_DIRECTION_. Read through the entries below and return each line with the word "this".

_DATASET ROWS_.
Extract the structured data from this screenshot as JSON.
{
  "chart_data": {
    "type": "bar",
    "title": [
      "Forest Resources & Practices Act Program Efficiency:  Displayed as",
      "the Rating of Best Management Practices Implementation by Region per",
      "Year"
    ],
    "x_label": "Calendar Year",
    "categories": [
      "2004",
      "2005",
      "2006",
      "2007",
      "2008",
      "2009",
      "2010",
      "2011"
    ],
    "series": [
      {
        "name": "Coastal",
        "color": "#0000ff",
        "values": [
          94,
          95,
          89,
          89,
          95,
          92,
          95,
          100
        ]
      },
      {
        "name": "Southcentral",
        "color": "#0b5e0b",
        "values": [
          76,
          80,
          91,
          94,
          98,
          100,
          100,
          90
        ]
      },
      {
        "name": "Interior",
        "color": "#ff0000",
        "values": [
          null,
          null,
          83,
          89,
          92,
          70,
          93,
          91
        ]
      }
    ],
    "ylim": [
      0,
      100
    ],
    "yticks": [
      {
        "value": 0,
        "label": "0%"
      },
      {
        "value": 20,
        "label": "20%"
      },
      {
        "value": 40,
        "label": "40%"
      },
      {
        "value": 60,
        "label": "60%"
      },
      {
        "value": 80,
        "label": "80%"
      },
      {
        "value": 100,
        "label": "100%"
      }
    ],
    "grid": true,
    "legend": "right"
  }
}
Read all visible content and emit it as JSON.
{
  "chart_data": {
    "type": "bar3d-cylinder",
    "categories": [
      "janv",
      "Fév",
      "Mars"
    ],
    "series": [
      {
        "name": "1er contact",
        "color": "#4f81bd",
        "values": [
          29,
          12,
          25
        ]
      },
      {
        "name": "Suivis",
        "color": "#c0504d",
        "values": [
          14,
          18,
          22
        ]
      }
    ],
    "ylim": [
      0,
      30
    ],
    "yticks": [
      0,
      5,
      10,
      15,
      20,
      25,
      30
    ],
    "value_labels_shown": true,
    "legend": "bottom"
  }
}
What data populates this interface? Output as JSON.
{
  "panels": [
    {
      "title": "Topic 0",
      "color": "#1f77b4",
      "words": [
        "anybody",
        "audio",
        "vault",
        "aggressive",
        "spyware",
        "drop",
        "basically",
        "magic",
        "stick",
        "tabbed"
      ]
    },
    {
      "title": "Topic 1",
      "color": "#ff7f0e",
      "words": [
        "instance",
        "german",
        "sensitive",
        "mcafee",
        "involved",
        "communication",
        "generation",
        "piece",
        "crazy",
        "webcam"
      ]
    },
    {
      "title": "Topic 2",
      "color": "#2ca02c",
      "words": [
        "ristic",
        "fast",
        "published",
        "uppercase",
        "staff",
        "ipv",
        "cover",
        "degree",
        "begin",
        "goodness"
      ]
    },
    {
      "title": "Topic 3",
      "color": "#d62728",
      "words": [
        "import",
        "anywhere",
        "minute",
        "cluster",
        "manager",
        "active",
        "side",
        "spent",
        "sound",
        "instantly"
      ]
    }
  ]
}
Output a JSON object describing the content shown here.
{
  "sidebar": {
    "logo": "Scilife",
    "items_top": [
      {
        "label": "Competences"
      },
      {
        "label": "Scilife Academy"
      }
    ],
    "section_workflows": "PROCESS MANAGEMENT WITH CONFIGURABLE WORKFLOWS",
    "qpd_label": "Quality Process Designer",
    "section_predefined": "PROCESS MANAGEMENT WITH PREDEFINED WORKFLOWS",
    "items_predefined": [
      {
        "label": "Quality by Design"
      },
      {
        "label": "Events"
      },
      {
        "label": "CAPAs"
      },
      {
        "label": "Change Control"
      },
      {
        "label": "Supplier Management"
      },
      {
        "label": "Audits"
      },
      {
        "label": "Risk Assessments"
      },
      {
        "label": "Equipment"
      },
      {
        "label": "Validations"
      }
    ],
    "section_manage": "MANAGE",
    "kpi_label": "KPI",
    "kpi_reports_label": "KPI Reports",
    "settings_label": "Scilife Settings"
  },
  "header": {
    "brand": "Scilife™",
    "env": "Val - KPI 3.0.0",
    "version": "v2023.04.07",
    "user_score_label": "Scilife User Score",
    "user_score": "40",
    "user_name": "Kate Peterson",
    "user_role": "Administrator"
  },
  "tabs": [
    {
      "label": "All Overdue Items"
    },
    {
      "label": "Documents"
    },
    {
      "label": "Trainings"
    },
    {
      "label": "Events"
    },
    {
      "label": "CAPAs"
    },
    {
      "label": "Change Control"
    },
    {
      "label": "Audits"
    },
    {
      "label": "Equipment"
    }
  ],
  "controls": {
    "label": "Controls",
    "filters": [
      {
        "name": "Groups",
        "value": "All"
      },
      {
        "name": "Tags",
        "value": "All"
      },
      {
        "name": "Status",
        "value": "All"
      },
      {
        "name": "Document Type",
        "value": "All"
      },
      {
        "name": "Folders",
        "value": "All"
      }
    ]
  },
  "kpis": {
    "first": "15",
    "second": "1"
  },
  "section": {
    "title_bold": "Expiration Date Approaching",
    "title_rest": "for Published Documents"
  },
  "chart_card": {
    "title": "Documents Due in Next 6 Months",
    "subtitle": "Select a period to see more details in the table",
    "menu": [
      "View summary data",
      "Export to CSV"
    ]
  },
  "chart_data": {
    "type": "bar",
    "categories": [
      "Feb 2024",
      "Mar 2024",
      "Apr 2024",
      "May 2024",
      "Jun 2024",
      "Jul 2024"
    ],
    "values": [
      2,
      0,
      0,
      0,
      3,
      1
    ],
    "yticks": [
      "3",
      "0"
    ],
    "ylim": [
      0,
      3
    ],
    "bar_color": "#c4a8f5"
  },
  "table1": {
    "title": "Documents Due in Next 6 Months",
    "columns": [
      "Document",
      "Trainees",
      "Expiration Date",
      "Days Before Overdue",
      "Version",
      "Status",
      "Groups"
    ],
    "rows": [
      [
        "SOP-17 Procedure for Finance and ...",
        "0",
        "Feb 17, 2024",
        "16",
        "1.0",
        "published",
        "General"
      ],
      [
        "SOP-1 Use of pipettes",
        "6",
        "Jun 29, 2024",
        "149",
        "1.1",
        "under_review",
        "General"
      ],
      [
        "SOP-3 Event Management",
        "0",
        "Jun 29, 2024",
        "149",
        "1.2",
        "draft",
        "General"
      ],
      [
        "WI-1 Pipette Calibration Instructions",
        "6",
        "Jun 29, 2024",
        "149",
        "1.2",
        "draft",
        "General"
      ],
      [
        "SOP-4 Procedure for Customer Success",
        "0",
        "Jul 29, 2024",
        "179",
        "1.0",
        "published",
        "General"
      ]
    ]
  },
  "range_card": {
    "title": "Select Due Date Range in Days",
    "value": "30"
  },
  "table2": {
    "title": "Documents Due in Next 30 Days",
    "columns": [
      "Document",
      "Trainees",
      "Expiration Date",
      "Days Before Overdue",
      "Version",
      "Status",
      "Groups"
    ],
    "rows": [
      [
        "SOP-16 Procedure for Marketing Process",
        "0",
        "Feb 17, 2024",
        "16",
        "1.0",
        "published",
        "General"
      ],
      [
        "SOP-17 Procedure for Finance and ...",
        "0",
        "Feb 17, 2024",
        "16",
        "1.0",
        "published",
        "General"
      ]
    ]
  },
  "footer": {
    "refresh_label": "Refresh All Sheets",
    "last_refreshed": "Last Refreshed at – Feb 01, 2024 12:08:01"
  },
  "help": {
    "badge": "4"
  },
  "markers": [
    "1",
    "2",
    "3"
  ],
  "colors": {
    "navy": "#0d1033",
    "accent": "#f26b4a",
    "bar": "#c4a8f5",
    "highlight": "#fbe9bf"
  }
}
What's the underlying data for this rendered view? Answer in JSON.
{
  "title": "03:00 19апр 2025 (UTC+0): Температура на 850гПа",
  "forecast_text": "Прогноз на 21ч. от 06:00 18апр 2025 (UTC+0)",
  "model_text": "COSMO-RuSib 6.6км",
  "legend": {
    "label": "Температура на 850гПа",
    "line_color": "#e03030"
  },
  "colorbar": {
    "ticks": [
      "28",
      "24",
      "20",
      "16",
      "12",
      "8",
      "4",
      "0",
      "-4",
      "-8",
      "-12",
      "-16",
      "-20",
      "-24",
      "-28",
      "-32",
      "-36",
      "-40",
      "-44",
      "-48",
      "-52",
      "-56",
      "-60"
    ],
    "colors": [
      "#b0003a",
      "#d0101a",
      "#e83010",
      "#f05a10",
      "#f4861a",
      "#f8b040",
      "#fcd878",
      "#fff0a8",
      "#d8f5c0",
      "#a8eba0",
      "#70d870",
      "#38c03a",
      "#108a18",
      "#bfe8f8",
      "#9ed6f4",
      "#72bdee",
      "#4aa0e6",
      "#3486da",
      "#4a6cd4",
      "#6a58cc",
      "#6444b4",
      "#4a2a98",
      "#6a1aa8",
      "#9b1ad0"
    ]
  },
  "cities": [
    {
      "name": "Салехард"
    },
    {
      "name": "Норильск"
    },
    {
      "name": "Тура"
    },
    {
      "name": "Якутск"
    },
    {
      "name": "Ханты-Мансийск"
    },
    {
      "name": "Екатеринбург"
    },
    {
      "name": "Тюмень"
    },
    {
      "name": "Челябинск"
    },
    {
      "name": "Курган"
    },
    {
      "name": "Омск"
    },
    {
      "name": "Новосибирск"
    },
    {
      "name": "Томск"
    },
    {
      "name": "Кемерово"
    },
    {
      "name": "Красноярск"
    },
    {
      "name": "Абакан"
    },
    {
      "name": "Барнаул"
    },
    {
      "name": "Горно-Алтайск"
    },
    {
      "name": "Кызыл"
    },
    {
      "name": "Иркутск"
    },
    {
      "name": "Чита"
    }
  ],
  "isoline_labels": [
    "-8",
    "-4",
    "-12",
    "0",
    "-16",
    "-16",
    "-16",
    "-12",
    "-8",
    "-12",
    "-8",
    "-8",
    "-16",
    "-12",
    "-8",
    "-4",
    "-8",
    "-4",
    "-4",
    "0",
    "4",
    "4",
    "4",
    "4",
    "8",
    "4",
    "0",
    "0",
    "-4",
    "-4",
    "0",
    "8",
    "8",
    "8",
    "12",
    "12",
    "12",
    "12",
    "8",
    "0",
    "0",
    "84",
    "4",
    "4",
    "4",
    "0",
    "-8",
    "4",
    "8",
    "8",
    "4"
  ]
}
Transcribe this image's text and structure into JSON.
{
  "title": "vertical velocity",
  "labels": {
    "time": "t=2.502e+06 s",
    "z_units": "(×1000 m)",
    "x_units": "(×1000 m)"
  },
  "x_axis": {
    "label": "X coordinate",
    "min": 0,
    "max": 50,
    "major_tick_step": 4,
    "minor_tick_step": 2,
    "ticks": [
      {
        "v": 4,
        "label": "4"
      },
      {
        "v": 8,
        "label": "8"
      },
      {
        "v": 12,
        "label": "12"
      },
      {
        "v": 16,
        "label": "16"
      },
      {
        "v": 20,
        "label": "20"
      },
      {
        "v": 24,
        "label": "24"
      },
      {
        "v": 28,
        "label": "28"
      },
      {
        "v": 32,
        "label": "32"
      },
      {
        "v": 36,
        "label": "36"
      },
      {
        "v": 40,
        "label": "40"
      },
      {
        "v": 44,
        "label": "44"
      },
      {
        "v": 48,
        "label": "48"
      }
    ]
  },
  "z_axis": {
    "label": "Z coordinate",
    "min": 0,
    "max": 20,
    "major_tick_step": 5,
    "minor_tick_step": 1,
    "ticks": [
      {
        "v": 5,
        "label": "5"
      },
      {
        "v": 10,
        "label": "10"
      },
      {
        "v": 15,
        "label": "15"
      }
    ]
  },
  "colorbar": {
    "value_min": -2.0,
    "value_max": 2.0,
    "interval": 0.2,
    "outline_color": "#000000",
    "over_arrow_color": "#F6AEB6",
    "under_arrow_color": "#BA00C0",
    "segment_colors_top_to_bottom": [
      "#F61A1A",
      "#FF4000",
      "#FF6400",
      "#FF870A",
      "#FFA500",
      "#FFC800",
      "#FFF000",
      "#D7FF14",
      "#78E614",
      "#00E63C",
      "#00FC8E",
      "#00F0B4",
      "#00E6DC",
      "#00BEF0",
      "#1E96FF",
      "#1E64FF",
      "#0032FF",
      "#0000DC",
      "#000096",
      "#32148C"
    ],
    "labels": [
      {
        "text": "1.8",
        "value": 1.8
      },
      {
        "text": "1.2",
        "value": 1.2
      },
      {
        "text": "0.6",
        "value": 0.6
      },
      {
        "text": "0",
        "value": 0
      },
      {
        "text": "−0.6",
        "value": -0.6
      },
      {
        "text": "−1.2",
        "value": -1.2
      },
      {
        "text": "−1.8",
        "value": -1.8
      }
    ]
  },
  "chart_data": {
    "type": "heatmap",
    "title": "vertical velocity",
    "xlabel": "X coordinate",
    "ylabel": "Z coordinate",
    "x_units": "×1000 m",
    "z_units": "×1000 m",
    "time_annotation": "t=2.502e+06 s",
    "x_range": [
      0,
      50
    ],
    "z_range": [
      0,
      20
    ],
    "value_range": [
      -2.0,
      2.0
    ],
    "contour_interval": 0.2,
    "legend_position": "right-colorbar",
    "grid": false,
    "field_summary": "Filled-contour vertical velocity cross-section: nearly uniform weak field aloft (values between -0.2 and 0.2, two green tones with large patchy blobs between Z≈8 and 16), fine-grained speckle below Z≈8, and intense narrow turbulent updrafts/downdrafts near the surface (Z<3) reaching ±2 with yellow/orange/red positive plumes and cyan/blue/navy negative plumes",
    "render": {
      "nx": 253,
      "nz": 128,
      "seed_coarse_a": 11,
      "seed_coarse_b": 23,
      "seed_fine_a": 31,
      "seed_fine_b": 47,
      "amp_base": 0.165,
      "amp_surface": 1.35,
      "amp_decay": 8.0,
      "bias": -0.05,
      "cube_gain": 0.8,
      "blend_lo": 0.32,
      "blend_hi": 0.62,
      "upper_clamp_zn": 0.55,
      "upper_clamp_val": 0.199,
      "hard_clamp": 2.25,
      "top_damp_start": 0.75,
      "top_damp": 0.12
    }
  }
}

_PROBLEM SOLUTION_.
Extract the structured data from this screenshot as JSON.
What data populates this interface? Output as JSON.
What's the underlying data for this rendered view? Answer in JSON.
Transcribe this image's text and structure into JSON.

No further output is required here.